**WRITTEN PROBLEM:** Please extract every line of the material below without any change, starting at its first line and ending at the line that contains "nav-label: HERBORISTERIE (553, 207, 685, 224)", with both of those lines included.

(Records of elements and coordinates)
______________________________
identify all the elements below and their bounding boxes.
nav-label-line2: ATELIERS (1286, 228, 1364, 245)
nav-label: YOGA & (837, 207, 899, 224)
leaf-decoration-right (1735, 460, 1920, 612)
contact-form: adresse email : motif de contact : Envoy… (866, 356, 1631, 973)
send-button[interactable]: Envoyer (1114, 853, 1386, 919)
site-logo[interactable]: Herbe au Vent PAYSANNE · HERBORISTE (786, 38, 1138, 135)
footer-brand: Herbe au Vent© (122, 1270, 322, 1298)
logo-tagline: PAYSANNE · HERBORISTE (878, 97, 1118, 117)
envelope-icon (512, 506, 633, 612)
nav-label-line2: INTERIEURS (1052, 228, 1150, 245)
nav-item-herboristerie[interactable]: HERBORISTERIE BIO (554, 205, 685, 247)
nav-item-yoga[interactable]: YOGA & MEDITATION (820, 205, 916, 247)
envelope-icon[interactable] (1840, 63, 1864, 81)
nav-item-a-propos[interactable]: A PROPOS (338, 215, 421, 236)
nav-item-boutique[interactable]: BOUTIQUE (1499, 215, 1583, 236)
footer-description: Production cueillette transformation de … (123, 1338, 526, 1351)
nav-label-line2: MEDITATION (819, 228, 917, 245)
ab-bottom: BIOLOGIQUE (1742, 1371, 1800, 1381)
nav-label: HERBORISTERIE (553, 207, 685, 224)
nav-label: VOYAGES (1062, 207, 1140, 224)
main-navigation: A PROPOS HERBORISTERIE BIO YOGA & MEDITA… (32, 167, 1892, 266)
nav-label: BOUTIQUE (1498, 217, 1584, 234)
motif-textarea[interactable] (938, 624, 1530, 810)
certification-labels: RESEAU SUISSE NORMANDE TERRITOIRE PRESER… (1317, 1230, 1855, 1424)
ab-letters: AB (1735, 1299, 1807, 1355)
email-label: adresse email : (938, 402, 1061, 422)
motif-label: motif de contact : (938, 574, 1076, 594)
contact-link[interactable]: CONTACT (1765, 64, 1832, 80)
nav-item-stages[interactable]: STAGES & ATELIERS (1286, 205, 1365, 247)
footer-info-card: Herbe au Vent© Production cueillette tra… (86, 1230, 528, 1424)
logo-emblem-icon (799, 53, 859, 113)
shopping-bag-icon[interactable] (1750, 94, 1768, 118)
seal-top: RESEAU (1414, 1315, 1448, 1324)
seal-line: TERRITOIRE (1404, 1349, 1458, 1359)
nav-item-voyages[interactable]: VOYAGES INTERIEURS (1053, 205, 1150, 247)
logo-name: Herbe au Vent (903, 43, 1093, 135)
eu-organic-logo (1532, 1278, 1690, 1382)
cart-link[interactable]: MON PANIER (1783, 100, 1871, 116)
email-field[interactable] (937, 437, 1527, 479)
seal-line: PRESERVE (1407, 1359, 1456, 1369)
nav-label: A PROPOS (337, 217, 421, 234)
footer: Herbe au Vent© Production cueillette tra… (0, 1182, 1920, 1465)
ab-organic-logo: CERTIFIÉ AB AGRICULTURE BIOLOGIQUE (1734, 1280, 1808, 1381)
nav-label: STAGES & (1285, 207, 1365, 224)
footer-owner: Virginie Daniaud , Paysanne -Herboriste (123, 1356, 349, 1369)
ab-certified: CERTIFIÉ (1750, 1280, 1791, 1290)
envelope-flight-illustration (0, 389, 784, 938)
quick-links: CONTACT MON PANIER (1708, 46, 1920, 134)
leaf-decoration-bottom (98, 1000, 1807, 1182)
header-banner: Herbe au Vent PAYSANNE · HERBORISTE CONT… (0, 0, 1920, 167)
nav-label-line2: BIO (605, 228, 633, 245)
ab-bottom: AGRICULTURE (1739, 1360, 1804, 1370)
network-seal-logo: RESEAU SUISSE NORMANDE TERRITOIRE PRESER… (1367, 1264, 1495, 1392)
______________________________
**FINAL RESULT:**
identify all the elements below and their bounding boxes.
nav-label-line2: ATELIERS (1286, 228, 1364, 245)
nav-label: YOGA & (837, 207, 899, 224)
leaf-decoration-right (1735, 460, 1920, 612)
contact-form: adresse email : motif de contact : Envoy… (866, 356, 1631, 973)
send-button[interactable]: Envoyer (1114, 853, 1386, 919)
site-logo[interactable]: Herbe au Vent PAYSANNE · HERBORISTE (786, 38, 1138, 135)
footer-brand: Herbe au Vent© (122, 1270, 322, 1298)
logo-tagline: PAYSANNE · HERBORISTE (878, 97, 1118, 117)
envelope-icon (512, 506, 633, 612)
nav-label-line2: INTERIEURS (1052, 228, 1150, 245)
nav-item-herboristerie[interactable]: HERBORISTERIE BIO (554, 205, 685, 247)
nav-item-yoga[interactable]: YOGA & MEDITATION (820, 205, 916, 247)
envelope-icon[interactable] (1840, 63, 1864, 81)
nav-item-a-propos[interactable]: A PROPOS (338, 215, 421, 236)
nav-item-boutique[interactable]: BOUTIQUE (1499, 215, 1583, 236)
footer-description: Production cueillette transformation de … (123, 1338, 526, 1351)
nav-label-line2: MEDITATION (819, 228, 917, 245)
ab-bottom: BIOLOGIQUE (1742, 1371, 1800, 1381)
nav-label: HERBORISTERIE (553, 207, 685, 224)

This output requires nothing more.